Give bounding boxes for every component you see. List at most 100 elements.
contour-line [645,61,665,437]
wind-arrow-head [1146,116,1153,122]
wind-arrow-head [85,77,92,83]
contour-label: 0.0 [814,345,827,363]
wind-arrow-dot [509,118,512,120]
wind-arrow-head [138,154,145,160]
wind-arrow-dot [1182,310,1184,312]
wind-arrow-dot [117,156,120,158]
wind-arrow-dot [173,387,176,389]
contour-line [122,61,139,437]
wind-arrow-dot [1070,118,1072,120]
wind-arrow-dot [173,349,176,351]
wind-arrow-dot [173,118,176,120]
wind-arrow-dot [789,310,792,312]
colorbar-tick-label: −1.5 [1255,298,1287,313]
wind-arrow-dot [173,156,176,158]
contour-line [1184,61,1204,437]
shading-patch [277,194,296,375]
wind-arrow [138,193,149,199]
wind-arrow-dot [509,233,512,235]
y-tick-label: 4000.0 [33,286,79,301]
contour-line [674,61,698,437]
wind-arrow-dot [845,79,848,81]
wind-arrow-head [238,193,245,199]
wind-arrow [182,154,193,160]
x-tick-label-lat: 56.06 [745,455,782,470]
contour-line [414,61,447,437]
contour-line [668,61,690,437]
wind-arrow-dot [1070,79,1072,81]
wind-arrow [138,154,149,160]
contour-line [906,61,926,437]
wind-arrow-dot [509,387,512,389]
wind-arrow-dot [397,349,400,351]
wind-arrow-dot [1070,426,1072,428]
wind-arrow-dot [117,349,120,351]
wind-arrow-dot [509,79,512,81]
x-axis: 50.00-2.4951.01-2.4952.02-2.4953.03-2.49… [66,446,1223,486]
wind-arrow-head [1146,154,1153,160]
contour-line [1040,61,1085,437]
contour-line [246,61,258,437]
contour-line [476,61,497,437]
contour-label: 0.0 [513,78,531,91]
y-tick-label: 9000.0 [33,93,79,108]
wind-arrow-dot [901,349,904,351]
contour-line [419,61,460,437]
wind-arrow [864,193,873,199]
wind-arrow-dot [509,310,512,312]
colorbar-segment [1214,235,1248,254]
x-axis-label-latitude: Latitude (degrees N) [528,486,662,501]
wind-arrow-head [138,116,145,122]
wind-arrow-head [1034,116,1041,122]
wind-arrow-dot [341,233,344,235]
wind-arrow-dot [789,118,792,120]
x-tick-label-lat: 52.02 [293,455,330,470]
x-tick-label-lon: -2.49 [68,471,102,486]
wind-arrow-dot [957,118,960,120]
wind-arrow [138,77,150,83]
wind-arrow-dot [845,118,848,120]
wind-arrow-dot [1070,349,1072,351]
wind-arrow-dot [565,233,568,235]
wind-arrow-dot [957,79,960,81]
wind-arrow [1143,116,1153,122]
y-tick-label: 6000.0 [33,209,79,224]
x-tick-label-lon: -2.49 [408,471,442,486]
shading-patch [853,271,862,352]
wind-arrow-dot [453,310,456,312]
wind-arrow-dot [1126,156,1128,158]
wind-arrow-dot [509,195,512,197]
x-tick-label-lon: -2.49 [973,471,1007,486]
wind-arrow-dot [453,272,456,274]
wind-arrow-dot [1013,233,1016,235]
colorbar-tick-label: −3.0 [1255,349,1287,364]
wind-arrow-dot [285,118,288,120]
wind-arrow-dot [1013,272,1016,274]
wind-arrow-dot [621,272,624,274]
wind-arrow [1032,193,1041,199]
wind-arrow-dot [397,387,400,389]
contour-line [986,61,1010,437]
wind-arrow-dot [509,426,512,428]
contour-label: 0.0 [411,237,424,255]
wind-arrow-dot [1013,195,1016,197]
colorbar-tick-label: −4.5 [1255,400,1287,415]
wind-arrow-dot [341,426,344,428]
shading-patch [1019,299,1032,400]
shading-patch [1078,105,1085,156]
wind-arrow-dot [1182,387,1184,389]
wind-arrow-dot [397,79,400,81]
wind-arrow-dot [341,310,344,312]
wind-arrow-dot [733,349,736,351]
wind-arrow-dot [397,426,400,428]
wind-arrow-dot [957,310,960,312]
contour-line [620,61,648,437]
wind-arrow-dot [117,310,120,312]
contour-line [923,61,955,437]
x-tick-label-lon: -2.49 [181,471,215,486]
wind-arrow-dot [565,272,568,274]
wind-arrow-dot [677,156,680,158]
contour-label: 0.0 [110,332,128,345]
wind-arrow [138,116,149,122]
::::::::::
* **What is required**: Return every line of the records from the first one through the line containing "wind-arrow-head [238,193,245,199]", inclusive, reproducing each without alteration.

* **Solution to the problem**:
Give bounding boxes for every component you see. List at most 100 elements.
contour-line [645,61,665,437]
wind-arrow-head [1146,116,1153,122]
wind-arrow-head [85,77,92,83]
contour-label: 0.0 [814,345,827,363]
wind-arrow-dot [509,118,512,120]
wind-arrow-head [138,154,145,160]
wind-arrow-dot [1182,310,1184,312]
wind-arrow-dot [117,156,120,158]
wind-arrow-dot [173,387,176,389]
contour-line [122,61,139,437]
wind-arrow-dot [1070,118,1072,120]
wind-arrow-dot [173,349,176,351]
wind-arrow-dot [173,118,176,120]
wind-arrow-dot [789,310,792,312]
colorbar-tick-label: −1.5 [1255,298,1287,313]
wind-arrow-dot [173,156,176,158]
contour-line [1184,61,1204,437]
shading-patch [277,194,296,375]
wind-arrow [138,193,149,199]
wind-arrow-dot [509,233,512,235]
y-tick-label: 4000.0 [33,286,79,301]
contour-line [674,61,698,437]
wind-arrow-dot [845,79,848,81]
wind-arrow-head [238,193,245,199]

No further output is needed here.